TASK PROMPT:
Please update the stretch of rows from the line that contains "117, 165, 131]" through the line that contains "463, 611, 480]" by changing "interactable" to "clickable" and keeping everything else the same. Return only those rows.

GIVEN DATA:
>> BEGIN

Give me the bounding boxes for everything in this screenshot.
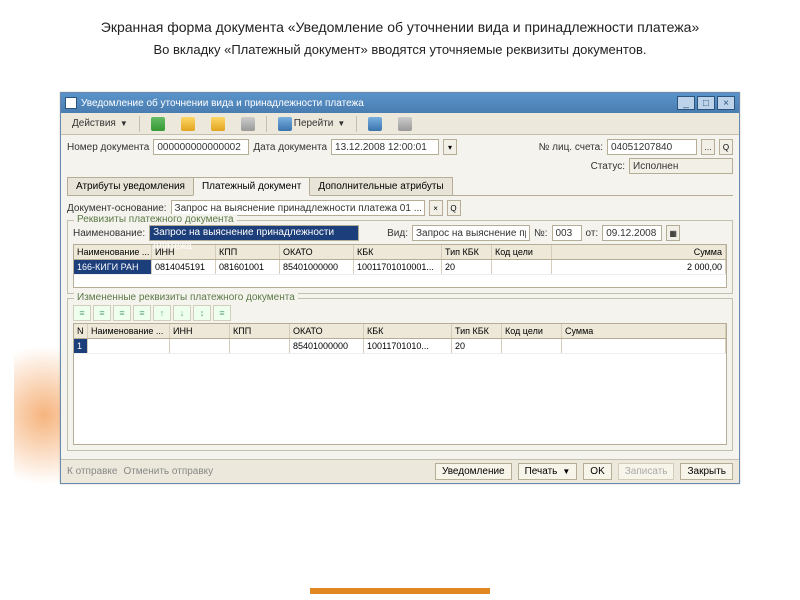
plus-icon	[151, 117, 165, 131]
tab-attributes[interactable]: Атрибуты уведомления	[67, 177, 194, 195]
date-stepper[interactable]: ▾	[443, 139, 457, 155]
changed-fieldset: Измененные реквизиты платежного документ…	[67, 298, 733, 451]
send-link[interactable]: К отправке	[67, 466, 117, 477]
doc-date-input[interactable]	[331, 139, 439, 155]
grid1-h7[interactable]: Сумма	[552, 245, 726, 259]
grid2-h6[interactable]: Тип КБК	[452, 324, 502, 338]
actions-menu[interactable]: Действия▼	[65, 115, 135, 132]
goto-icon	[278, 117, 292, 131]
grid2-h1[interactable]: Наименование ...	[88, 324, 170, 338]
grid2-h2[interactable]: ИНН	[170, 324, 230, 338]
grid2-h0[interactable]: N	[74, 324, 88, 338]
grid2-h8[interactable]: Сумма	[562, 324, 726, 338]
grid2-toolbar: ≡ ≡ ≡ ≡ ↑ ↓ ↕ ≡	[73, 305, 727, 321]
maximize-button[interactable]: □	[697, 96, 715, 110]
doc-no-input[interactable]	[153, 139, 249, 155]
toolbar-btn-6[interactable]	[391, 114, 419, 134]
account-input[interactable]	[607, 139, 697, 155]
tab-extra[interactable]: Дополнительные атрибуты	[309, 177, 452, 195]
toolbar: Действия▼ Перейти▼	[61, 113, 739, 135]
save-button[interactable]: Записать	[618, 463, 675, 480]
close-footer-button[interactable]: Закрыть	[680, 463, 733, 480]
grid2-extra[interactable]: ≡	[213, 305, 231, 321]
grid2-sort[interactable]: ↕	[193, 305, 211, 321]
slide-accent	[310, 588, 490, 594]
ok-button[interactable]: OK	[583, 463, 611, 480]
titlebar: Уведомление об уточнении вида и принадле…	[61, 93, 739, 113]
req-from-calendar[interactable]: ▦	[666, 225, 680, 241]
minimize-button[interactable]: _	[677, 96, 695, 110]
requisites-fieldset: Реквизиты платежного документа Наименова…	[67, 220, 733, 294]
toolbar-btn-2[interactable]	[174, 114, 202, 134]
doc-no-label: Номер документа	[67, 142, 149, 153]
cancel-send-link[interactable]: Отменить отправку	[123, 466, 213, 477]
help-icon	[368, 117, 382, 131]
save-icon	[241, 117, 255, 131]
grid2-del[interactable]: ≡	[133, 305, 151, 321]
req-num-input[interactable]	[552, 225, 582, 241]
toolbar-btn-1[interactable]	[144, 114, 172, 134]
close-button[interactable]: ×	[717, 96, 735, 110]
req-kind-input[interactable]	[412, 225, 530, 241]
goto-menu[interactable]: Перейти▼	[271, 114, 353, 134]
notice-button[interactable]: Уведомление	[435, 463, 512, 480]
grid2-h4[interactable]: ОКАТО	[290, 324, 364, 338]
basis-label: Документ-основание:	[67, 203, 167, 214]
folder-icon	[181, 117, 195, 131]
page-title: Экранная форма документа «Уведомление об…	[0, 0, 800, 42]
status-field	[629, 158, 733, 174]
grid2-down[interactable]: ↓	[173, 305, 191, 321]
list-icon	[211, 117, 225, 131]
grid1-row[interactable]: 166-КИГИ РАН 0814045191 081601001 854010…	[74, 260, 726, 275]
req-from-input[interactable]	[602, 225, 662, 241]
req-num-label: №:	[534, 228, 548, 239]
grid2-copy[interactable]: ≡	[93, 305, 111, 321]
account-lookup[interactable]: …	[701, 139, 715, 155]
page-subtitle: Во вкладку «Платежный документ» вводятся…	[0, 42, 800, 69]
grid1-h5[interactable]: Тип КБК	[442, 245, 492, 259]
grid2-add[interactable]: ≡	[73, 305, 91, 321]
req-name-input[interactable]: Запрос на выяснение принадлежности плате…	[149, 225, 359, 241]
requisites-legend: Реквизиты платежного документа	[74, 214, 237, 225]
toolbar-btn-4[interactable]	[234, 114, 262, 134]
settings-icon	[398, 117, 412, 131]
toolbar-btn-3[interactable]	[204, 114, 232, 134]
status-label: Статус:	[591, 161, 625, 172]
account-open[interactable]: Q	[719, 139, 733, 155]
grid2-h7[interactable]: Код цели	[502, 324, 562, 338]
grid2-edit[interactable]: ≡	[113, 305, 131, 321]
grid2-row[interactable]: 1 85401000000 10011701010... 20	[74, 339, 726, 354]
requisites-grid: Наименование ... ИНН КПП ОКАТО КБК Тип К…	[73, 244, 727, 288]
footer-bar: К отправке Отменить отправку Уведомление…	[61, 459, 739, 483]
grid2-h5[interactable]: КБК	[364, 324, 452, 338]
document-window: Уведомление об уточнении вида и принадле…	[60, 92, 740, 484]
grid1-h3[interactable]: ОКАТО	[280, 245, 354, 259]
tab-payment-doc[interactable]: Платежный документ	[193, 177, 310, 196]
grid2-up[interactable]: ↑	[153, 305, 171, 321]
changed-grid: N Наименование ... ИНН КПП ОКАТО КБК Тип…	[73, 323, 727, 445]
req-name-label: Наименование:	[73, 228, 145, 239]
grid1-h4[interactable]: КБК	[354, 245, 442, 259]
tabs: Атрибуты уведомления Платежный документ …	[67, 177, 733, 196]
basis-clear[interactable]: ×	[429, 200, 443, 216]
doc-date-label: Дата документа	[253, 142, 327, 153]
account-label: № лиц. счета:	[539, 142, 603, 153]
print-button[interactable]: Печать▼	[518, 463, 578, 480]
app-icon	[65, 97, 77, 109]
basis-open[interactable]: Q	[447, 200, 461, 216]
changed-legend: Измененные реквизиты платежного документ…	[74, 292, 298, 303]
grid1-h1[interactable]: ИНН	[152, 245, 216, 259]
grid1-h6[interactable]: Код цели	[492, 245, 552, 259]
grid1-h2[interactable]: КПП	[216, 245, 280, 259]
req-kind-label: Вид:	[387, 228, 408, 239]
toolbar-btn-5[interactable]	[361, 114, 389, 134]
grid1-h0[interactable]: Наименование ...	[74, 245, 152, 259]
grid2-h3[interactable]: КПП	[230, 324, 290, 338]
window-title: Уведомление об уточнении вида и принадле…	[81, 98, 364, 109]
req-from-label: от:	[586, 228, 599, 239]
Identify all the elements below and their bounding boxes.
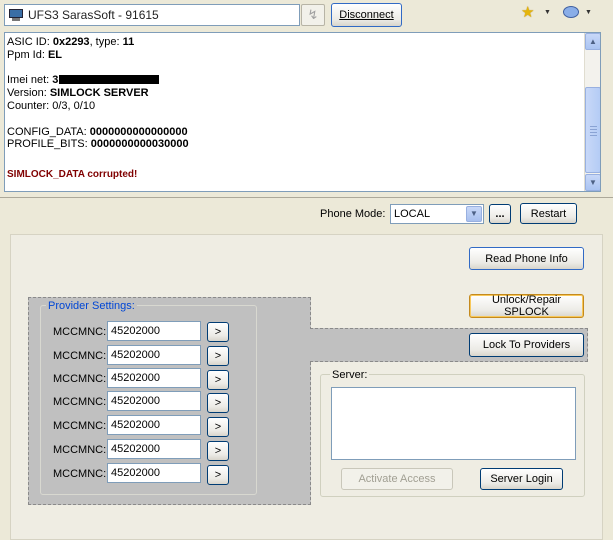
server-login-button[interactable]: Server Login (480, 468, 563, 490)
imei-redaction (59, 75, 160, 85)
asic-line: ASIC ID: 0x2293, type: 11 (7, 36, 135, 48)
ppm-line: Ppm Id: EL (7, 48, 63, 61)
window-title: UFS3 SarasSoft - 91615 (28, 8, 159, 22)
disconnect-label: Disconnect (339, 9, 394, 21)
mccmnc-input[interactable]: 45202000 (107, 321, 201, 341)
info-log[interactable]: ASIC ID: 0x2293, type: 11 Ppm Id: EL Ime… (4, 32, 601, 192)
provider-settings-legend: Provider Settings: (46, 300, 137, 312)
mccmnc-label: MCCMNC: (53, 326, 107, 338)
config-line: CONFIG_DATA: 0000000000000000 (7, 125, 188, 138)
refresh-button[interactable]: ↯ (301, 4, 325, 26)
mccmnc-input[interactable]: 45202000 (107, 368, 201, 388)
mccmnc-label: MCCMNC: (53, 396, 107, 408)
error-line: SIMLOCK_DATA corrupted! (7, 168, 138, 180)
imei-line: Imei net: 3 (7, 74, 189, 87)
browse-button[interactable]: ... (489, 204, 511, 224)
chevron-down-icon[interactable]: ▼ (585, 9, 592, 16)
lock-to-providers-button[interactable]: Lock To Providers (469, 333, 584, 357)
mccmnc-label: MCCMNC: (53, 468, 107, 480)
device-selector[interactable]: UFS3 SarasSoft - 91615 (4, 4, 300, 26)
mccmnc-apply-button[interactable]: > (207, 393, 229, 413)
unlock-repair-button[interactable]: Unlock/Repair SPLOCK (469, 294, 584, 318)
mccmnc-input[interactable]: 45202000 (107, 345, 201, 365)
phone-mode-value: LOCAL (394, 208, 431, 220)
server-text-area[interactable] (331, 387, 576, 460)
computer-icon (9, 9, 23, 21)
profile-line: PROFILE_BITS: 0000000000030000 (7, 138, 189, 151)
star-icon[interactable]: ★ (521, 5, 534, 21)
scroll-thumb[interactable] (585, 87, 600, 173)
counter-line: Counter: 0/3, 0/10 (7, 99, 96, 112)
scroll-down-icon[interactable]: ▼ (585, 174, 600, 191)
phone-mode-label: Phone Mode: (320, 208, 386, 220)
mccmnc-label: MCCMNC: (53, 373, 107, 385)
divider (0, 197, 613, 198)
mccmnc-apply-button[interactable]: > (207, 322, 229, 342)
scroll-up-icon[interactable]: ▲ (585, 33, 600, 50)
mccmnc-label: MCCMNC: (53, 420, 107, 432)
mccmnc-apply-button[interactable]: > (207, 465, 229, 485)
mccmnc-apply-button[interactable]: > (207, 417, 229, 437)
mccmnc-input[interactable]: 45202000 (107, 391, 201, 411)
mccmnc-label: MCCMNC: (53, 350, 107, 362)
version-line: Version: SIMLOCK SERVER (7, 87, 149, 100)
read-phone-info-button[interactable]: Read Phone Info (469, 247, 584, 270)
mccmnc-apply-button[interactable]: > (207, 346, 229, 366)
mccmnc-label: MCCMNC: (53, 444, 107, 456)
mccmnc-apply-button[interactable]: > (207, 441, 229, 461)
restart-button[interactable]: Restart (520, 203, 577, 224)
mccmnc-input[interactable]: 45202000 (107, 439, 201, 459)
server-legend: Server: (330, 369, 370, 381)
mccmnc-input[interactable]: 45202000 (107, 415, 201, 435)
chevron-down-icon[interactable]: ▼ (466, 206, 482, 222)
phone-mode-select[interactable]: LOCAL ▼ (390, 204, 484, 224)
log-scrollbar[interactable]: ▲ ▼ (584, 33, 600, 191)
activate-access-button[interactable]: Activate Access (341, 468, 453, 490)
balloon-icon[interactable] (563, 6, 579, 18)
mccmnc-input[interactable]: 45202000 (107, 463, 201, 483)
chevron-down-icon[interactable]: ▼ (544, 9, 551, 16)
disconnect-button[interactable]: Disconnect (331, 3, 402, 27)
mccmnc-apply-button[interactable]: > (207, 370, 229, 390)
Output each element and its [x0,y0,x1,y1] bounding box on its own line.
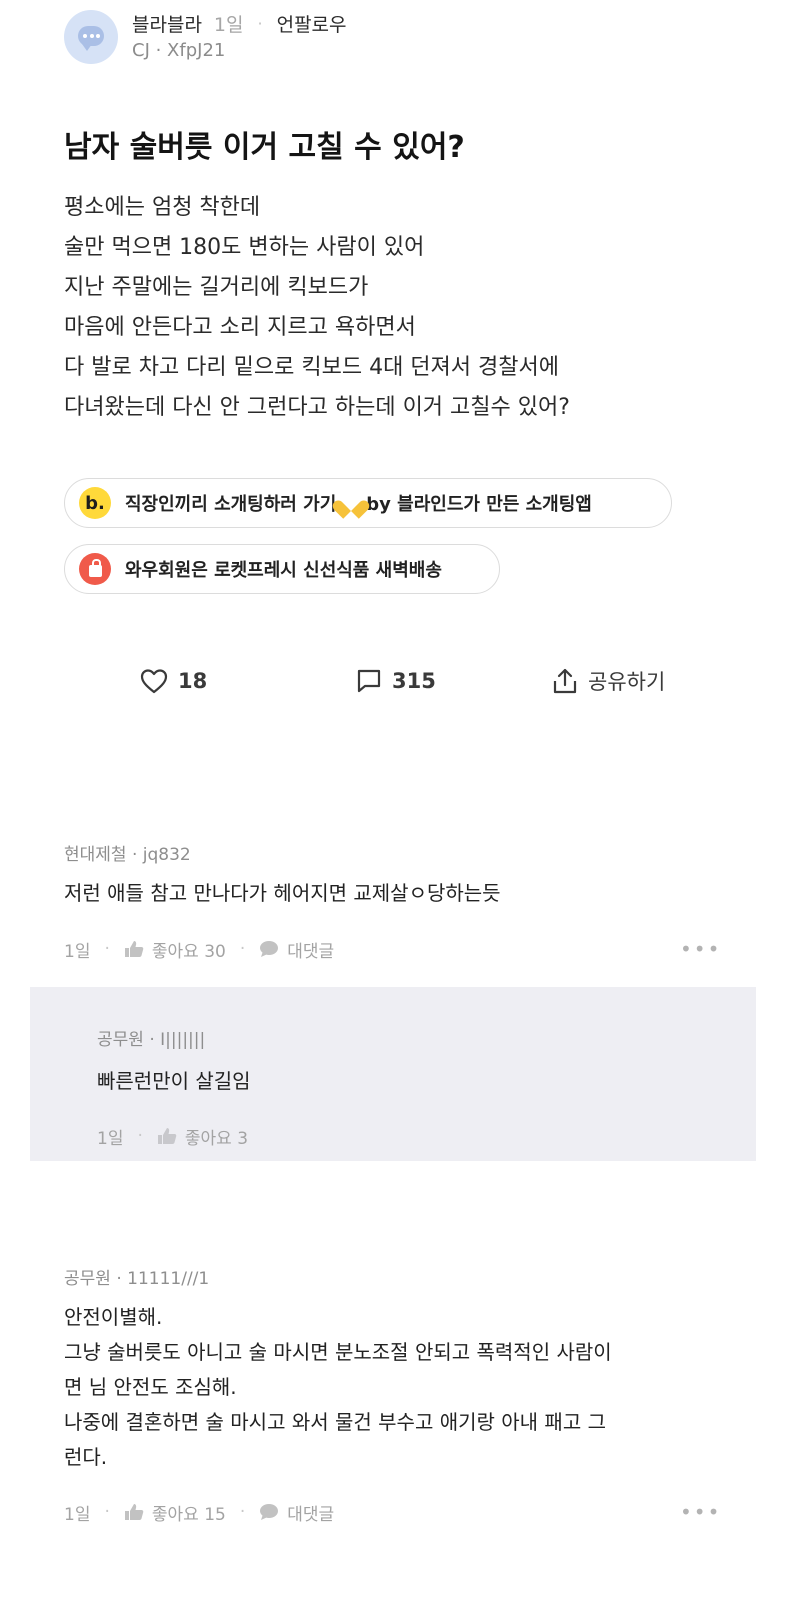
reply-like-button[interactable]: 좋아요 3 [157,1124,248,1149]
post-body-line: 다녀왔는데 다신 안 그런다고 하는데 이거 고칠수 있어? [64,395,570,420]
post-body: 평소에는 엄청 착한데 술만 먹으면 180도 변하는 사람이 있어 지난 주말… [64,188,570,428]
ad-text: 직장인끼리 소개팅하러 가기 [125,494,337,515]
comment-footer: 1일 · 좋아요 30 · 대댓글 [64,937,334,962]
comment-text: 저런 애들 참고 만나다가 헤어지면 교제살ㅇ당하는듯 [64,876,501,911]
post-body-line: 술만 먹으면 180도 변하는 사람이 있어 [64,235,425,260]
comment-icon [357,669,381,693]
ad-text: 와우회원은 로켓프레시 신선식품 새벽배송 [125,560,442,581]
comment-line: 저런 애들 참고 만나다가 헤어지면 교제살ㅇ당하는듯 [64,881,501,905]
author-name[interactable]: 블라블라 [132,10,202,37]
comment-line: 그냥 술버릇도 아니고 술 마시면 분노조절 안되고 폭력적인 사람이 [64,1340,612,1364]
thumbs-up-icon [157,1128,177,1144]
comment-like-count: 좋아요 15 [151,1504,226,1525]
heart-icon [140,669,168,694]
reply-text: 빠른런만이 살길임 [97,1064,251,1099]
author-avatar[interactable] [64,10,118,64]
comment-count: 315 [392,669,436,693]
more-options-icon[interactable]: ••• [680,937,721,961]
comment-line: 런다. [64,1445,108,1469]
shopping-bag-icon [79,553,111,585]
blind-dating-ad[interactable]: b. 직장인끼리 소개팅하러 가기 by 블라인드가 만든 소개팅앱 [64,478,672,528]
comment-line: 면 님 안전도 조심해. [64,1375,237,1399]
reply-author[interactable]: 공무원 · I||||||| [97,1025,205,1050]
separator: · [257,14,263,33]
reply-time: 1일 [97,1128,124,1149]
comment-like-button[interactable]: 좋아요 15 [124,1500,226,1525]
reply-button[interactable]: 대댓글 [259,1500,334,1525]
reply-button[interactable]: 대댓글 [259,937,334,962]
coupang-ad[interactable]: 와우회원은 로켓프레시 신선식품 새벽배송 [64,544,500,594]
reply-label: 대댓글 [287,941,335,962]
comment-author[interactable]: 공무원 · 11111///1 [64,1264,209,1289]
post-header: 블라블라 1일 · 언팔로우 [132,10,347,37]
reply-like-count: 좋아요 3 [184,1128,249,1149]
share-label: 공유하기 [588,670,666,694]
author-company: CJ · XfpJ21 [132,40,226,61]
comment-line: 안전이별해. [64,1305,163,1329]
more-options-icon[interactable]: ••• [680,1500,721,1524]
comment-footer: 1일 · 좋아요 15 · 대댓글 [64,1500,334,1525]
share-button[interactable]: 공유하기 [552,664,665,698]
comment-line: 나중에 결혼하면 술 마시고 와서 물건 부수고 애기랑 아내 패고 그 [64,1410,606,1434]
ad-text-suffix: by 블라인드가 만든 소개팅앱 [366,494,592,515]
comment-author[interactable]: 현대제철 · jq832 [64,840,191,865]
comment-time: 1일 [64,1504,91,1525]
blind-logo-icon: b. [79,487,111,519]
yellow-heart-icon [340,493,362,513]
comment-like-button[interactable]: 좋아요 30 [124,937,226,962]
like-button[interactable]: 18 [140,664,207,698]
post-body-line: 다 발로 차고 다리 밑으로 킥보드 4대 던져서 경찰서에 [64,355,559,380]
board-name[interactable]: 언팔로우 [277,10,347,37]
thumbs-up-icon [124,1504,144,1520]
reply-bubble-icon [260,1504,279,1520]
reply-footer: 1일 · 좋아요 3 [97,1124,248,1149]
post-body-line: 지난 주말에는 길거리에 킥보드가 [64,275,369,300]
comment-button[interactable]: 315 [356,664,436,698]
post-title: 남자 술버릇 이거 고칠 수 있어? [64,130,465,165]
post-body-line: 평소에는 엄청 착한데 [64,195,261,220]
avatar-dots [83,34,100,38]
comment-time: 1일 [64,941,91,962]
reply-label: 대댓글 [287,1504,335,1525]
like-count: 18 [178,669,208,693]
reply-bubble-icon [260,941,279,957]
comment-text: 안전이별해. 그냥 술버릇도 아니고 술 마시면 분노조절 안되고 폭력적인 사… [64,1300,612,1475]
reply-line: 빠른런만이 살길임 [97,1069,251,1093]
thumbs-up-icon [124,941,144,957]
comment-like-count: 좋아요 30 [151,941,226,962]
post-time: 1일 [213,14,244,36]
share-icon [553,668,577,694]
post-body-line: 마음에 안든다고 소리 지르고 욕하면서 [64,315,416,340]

>> END

RESULT OF THIS EXERCISE:
plus-icon	[151, 117, 165, 131]
tab-attributes[clickable]: Атрибуты уведомления	[67, 177, 194, 195]
date-stepper[clickable]: ▾	[443, 139, 457, 155]
changed-fieldset: Измененные реквизиты платежного документ…	[67, 298, 733, 451]
send-link[clickable]: К отправке	[67, 466, 117, 477]
doc-date-input[clickable]	[331, 139, 439, 155]
grid1-h7[clickable]: Сумма	[552, 245, 726, 259]
grid2-h6[clickable]: Тип КБК	[452, 324, 502, 338]
actions-menu[clickable]: Действия▼	[65, 115, 135, 132]
goto-icon	[278, 117, 292, 131]
grid2-h1[clickable]: Наименование ...	[88, 324, 170, 338]
grid2-h2[clickable]: ИНН	[170, 324, 230, 338]
grid2-h0[clickable]: N	[74, 324, 88, 338]
grid2-h8[clickable]: Сумма	[562, 324, 726, 338]
grid2-toolbar: ≡ ≡ ≡ ≡ ↑ ↓ ↕ ≡	[73, 305, 727, 321]
maximize-button[clickable]: □	[697, 96, 715, 110]
doc-no-input[clickable]	[153, 139, 249, 155]
toolbar-btn-6[clickable]	[391, 114, 419, 134]
account-input[clickable]	[607, 139, 697, 155]
tab-extra[clickable]: Дополнительные атрибуты	[309, 177, 452, 195]
toolbar: Действия▼ Перейти▼	[61, 113, 739, 135]
save-button[clickable]: Записать	[618, 463, 675, 480]
close-footer-button[clickable]: Закрыть	[680, 463, 733, 480]
grid2-extra[clickable]: ≡	[213, 305, 231, 321]
grid2-sort[clickable]: ↕	[193, 305, 211, 321]
slide-accent	[310, 588, 490, 594]
ok-button[clickable]: OK	[583, 463, 611, 480]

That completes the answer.